Recorded data
■ ■ ■ ■ ■

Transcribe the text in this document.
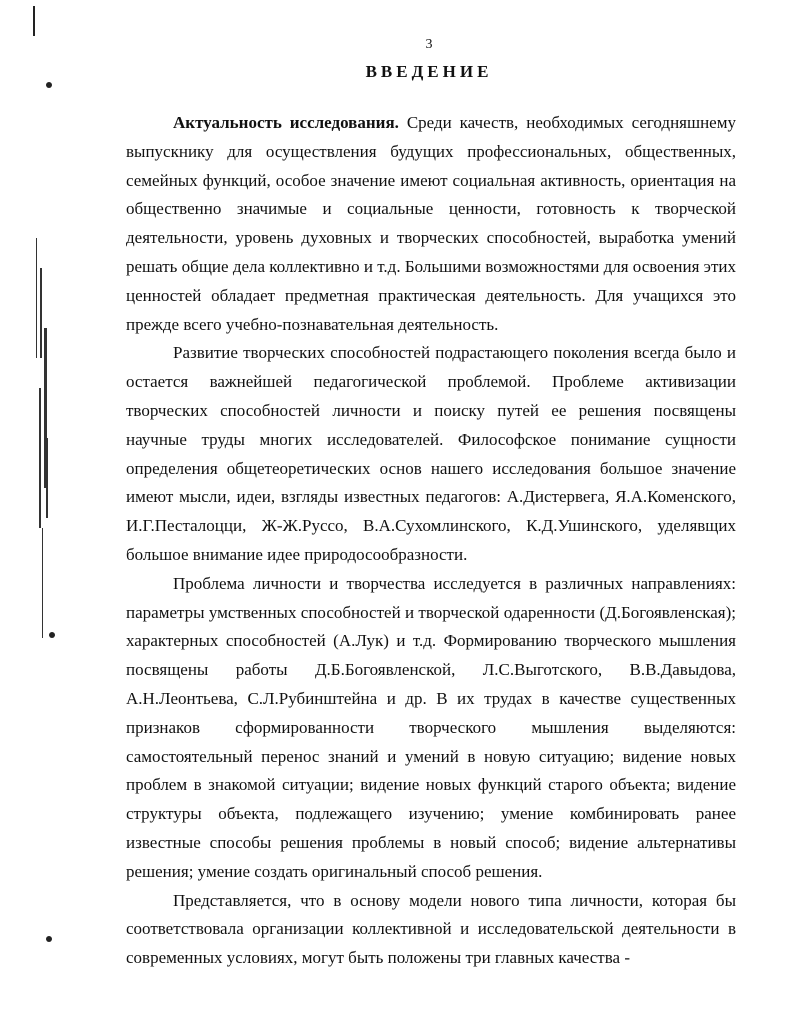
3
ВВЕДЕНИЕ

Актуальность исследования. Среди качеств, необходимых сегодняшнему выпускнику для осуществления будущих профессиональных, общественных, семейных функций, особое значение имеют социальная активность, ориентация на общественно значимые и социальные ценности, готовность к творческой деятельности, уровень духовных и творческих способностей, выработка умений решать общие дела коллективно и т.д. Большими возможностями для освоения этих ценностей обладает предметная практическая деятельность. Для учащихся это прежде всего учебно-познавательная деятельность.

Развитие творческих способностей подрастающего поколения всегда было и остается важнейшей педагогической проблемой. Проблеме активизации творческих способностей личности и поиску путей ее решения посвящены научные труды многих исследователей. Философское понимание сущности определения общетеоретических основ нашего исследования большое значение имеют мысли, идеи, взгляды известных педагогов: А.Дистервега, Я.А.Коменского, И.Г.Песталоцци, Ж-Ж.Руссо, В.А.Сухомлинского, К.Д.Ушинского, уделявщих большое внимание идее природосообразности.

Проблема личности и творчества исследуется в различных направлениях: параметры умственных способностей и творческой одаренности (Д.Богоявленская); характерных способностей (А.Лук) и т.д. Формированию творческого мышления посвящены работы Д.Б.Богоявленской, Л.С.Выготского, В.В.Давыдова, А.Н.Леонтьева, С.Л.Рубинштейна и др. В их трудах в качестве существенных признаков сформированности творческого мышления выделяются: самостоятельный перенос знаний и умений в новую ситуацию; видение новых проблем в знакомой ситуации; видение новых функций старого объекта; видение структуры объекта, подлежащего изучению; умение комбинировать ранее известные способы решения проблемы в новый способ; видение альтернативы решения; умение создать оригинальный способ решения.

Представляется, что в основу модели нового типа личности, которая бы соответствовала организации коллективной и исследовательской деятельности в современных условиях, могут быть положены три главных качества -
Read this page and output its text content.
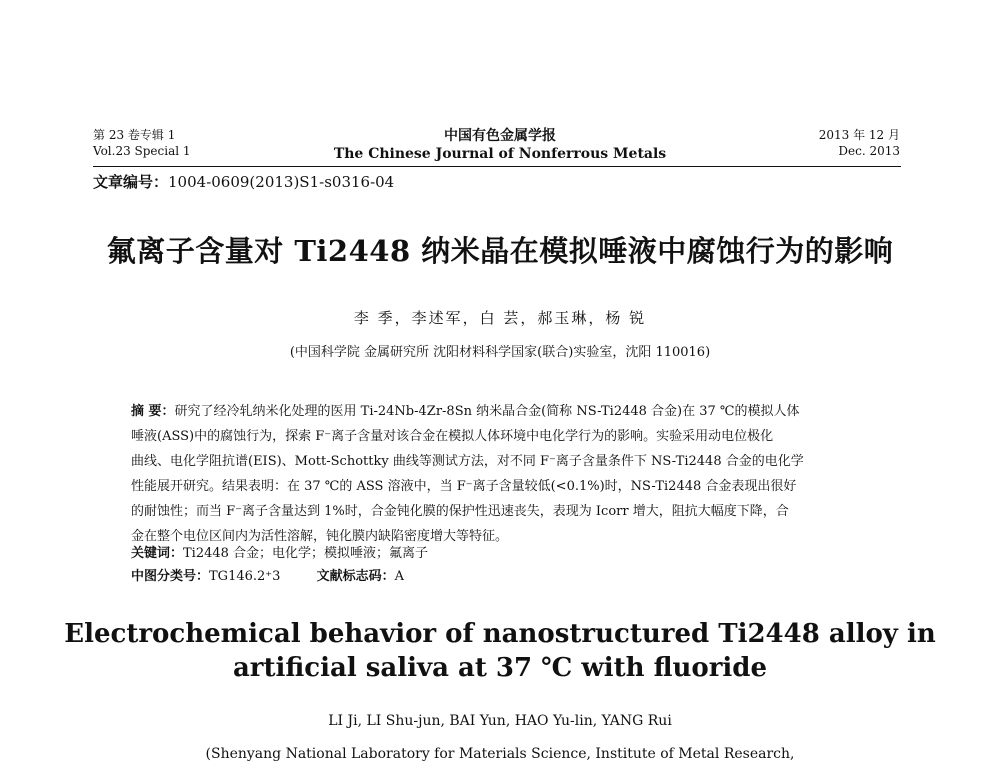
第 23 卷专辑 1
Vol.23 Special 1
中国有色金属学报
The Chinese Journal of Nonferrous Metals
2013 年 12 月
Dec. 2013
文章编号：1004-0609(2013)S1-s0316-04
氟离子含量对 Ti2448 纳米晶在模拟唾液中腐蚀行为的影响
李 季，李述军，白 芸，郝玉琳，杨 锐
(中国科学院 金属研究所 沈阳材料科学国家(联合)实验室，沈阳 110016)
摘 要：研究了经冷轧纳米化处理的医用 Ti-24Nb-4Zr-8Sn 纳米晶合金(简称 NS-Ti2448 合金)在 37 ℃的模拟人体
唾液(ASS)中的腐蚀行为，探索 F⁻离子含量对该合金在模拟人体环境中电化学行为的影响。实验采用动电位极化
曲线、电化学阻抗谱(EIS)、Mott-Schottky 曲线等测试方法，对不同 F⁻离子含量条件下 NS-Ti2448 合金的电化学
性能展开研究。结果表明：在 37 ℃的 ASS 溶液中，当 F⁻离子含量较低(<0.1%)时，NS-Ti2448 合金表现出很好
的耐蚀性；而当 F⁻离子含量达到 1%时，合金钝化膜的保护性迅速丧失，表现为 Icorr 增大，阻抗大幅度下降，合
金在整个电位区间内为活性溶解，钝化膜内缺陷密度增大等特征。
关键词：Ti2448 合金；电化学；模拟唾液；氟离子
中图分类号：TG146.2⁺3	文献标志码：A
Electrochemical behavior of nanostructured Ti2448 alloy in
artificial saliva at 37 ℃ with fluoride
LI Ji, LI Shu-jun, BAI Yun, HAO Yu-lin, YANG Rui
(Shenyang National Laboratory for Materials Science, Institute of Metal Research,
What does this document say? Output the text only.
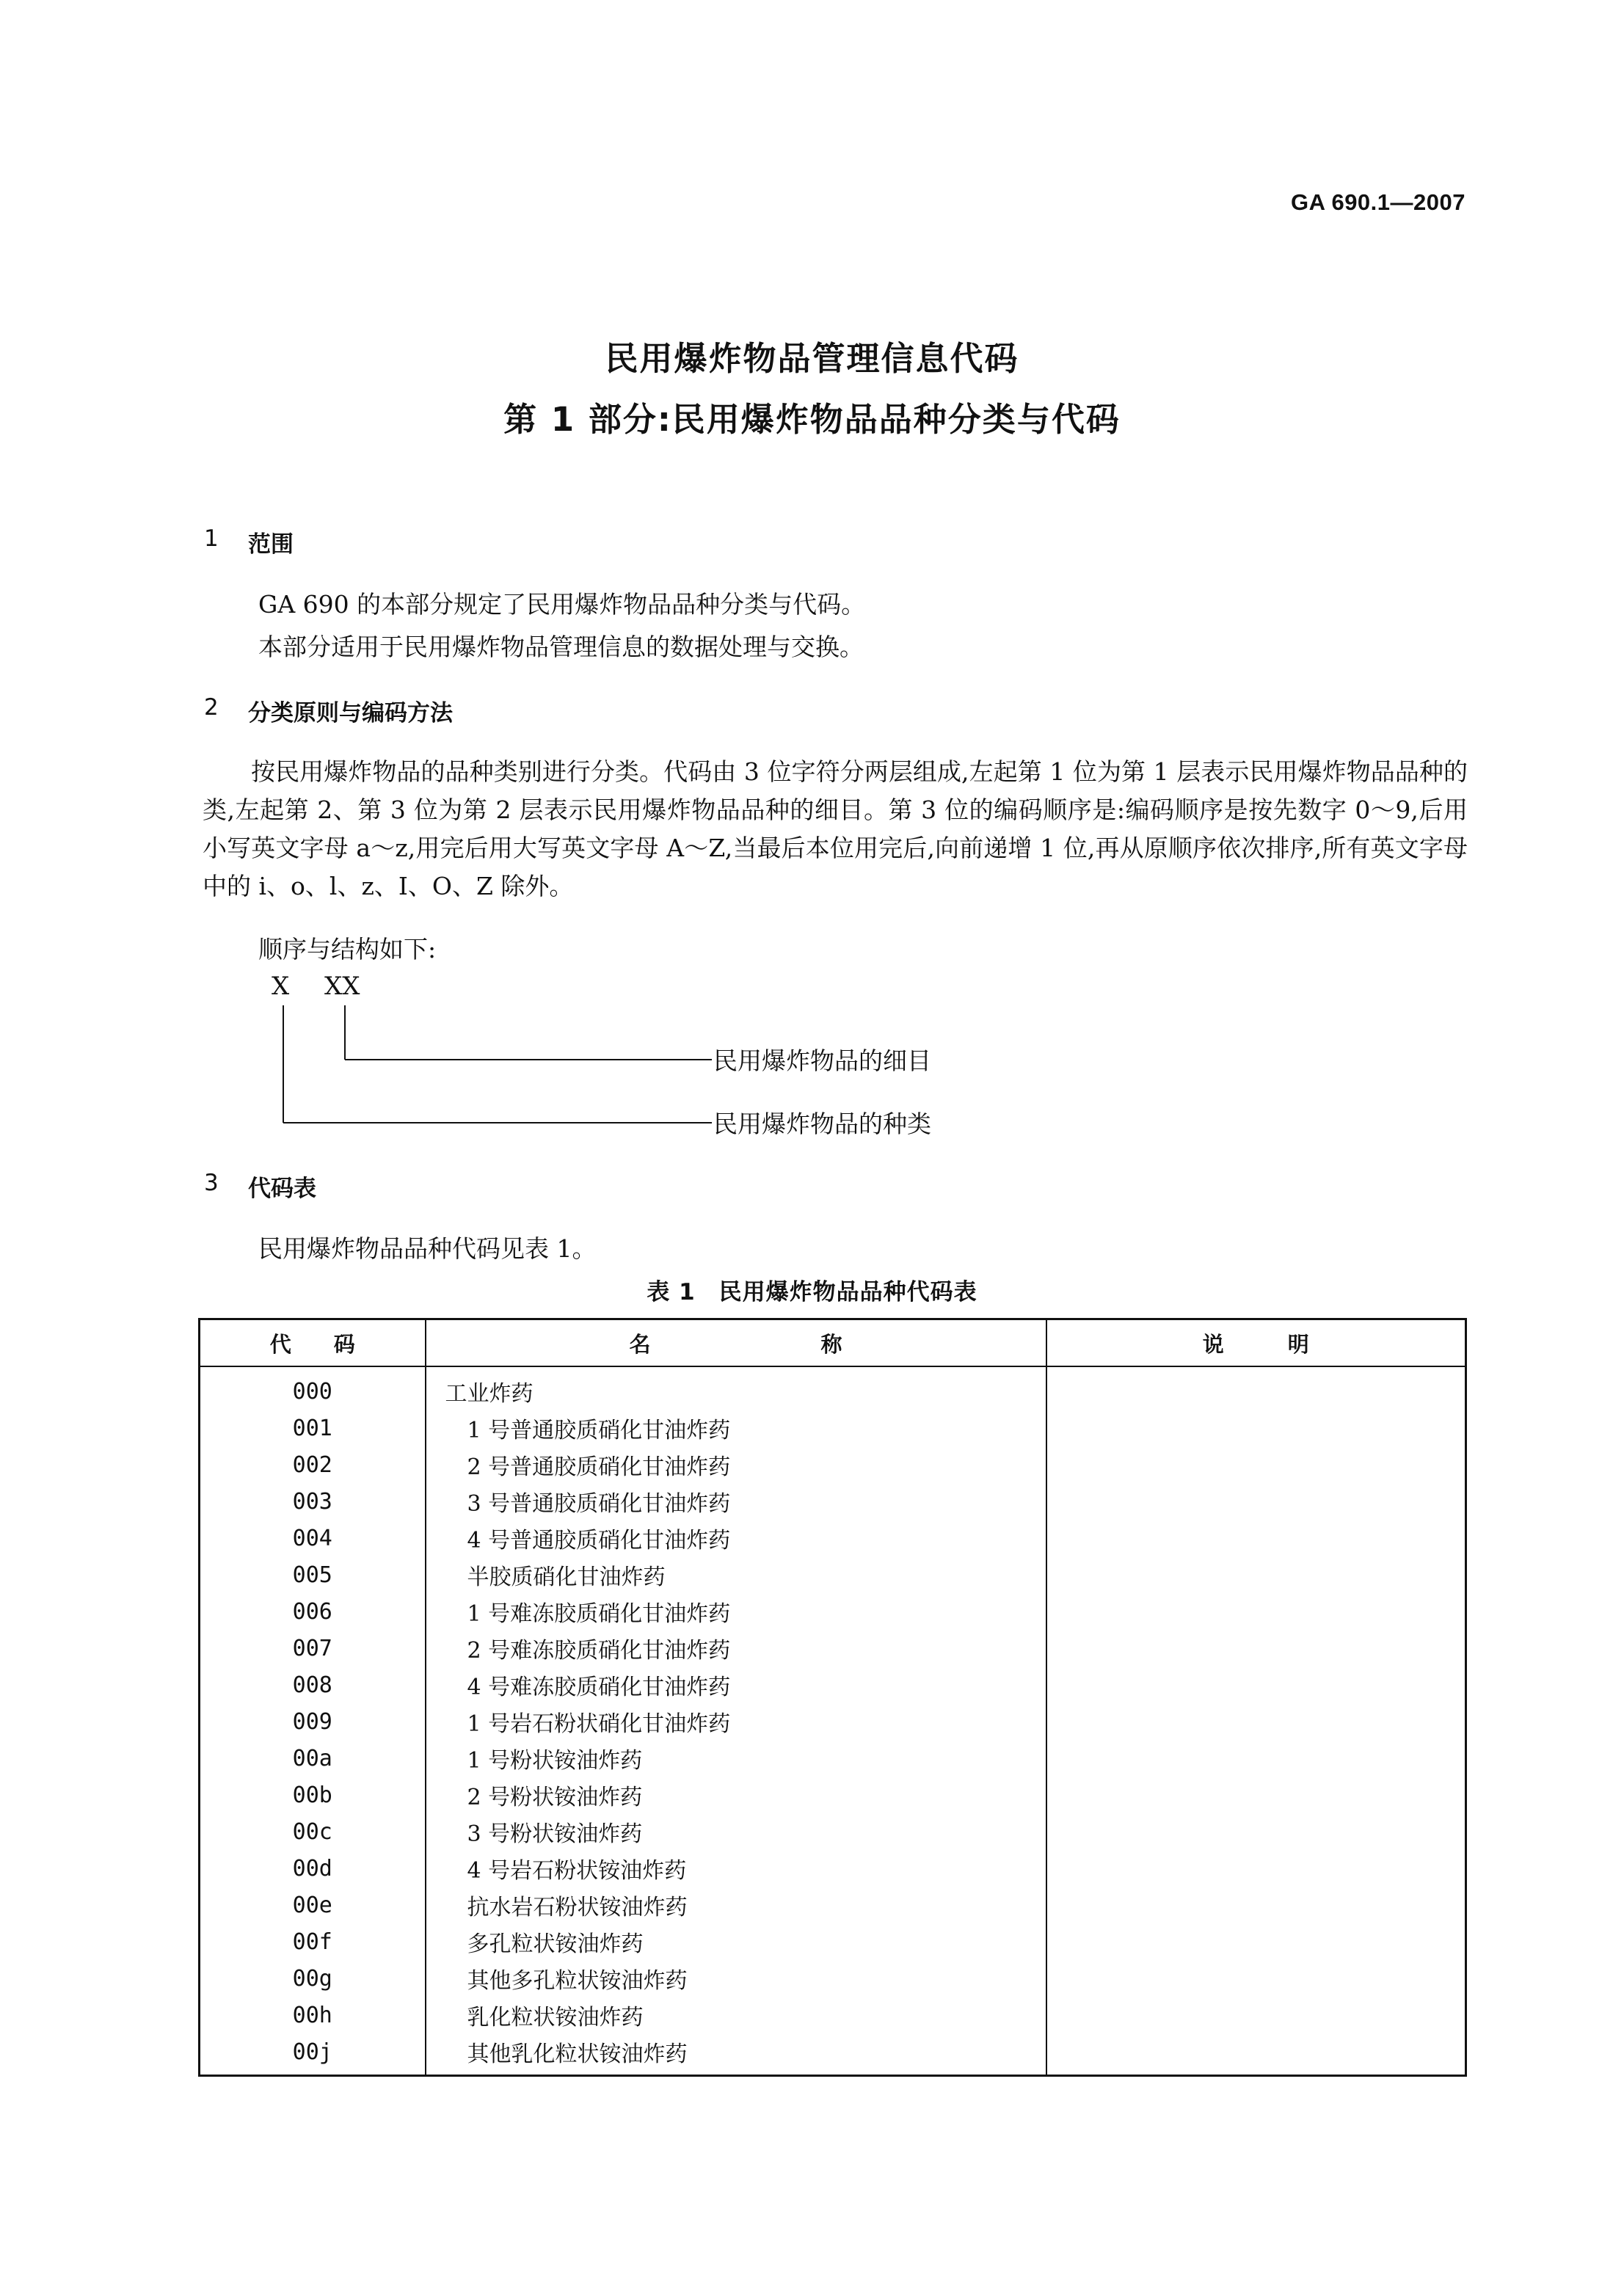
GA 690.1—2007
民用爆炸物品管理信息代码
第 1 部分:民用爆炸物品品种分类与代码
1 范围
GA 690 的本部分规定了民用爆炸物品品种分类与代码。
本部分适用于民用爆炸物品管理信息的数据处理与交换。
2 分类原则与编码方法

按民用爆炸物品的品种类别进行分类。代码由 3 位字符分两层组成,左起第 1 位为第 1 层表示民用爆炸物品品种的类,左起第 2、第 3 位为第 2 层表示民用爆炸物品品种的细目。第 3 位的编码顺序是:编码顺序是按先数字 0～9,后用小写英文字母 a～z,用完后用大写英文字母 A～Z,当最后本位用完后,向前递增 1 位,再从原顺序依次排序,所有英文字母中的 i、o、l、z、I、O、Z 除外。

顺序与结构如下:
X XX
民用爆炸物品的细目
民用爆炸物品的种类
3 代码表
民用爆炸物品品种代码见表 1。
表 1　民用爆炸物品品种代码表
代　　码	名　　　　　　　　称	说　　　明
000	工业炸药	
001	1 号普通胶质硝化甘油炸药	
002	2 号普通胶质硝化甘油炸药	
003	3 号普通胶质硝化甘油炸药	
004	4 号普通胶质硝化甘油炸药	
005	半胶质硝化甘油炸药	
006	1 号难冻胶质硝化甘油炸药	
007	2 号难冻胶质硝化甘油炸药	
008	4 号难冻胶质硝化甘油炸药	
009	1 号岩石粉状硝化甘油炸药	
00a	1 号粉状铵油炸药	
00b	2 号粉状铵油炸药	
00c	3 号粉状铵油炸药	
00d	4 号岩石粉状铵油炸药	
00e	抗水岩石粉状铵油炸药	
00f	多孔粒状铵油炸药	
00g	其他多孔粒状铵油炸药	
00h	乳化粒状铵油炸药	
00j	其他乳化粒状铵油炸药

■ ■ ■ ■ ■

In your copy, leave out the pictures and reproduce the material above exactly.

EXERCISE SOLUTION
Transcribe the text in this document.
3
ВВЕДЕНИЕ

Актуальность исследования. Среди качеств, необходимых сегодняшнему выпускнику для осуществления будущих профессиональных, общественных, семейных функций, особое значение имеют социальная активность, ориентация на общественно значимые и социальные ценности, готовность к творческой деятельности, уровень духовных и творческих способностей, выработка умений решать общие дела коллективно и т.д. Большими возможностями для освоения этих ценностей обладает предметная практическая деятельность. Для учащихся это прежде всего учебно-познавательная деятельность.

Развитие творческих способностей подрастающего поколения всегда было и остается важнейшей педагогической проблемой. Проблеме активизации творческих способностей личности и поиску путей ее решения посвящены научные труды многих исследователей. Философское понимание сущности определения общетеоретических основ нашего исследования большое значение имеют мысли, идеи, взгляды известных педагогов: А.Дистервега, Я.А.Коменского, И.Г.Песталоцци, Ж-Ж.Руссо, В.А.Сухомлинского, К.Д.Ушинского, уделявщих большое внимание идее природосообразности.

Проблема личности и творчества исследуется в различных направлениях: параметры умственных способностей и творческой одаренности (Д.Богоявленская); характерных способностей (А.Лук) и т.д. Формированию творческого мышления посвящены работы Д.Б.Богоявленской, Л.С.Выготского, В.В.Давыдова, А.Н.Леонтьева, С.Л.Рубинштейна и др. В их трудах в качестве существенных признаков сформированности творческого мышления выделяются: самостоятельный перенос знаний и умений в новую ситуацию; видение новых проблем в знакомой ситуации; видение новых функций старого объекта; видение структуры объекта, подлежащего изучению; умение комбинировать ранее известные способы решения проблемы в новый способ; видение альтернативы решения; умение создать оригинальный способ решения.

Представляется, что в основу модели нового типа личности, которая бы соответствовала организации коллективной и исследовательской деятельности в современных условиях, могут быть положены три главных качества -
Read this page and output its text content.
第 23 卷专辑 1
Vol.23 Special 1
中国有色金属学报
The Chinese Journal of Nonferrous Metals
2013 年 12 月
Dec. 2013
文章编号：1004-0609(2013)S1-s0316-04
氟离子含量对 Ti2448 纳米晶在模拟唾液中腐蚀行为的影响
李 季，李述军，白 芸，郝玉琳，杨 锐
(中国科学院 金属研究所 沈阳材料科学国家(联合)实验室，沈阳 110016)
摘 要：研究了经冷轧纳米化处理的医用 Ti-24Nb-4Zr-8Sn 纳米晶合金(简称 NS-Ti2448 合金)在 37 ℃的模拟人体
唾液(ASS)中的腐蚀行为，探索 F⁻离子含量对该合金在模拟人体环境中电化学行为的影响。实验采用动电位极化
曲线、电化学阻抗谱(EIS)、Mott-Schottky 曲线等测试方法，对不同 F⁻离子含量条件下 NS-Ti2448 合金的电化学
性能展开研究。结果表明：在 37 ℃的 ASS 溶液中，当 F⁻离子含量较低(<0.1%)时，NS-Ti2448 合金表现出很好
的耐蚀性；而当 F⁻离子含量达到 1%时，合金钝化膜的保护性迅速丧失，表现为 Icorr 增大，阻抗大幅度下降，合
金在整个电位区间内为活性溶解，钝化膜内缺陷密度增大等特征。
关键词：Ti2448 合金；电化学；模拟唾液；氟离子
中图分类号：TG146.2⁺3	文献标志码：A
Electrochemical behavior of nanostructured Ti2448 alloy in
artificial saliva at 37 ℃ with fluoride
LI Ji, LI Shu-jun, BAI Yun, HAO Yu-lin, YANG Rui
(Shenyang National Laboratory for Materials Science, Institute of Metal Research,
What does this document say? Output the text only.
GA 690.1—2007
民用爆炸物品管理信息代码
第 1 部分:民用爆炸物品品种分类与代码
1 范围
GA 690 的本部分规定了民用爆炸物品品种分类与代码。
本部分适用于民用爆炸物品管理信息的数据处理与交换。
2 分类原则与编码方法

按民用爆炸物品的品种类别进行分类。代码由 3 位字符分两层组成,左起第 1 位为第 1 层表示民用爆炸物品品种的类,左起第 2、第 3 位为第 2 层表示民用爆炸物品品种的细目。第 3 位的编码顺序是:编码顺序是按先数字 0～9,后用小写英文字母 a～z,用完后用大写英文字母 A～Z,当最后本位用完后,向前递增 1 位,再从原顺序依次排序,所有英文字母中的 i、o、l、z、I、O、Z 除外。

顺序与结构如下:
X XX
民用爆炸物品的细目
民用爆炸物品的种类
3 代码表
民用爆炸物品品种代码见表 1。
表 1　民用爆炸物品品种代码表
代　　码	名　　　　　　　　称	说　　　明
000	工业炸药	
001	1 号普通胶质硝化甘油炸药	
002	2 号普通胶质硝化甘油炸药	
003	3 号普通胶质硝化甘油炸药	
004	4 号普通胶质硝化甘油炸药	
005	半胶质硝化甘油炸药	
006	1 号难冻胶质硝化甘油炸药	
007	2 号难冻胶质硝化甘油炸药	
008	4 号难冻胶质硝化甘油炸药	
009	1 号岩石粉状硝化甘油炸药	
00a	1 号粉状铵油炸药	
00b	2 号粉状铵油炸药	
00c	3 号粉状铵油炸药	
00d	4 号岩石粉状铵油炸药	
00e	抗水岩石粉状铵油炸药	
00f	多孔粒状铵油炸药	
00g	其他多孔粒状铵油炸药	
00h	乳化粒状铵油炸药	
00j	其他乳化粒状铵油炸药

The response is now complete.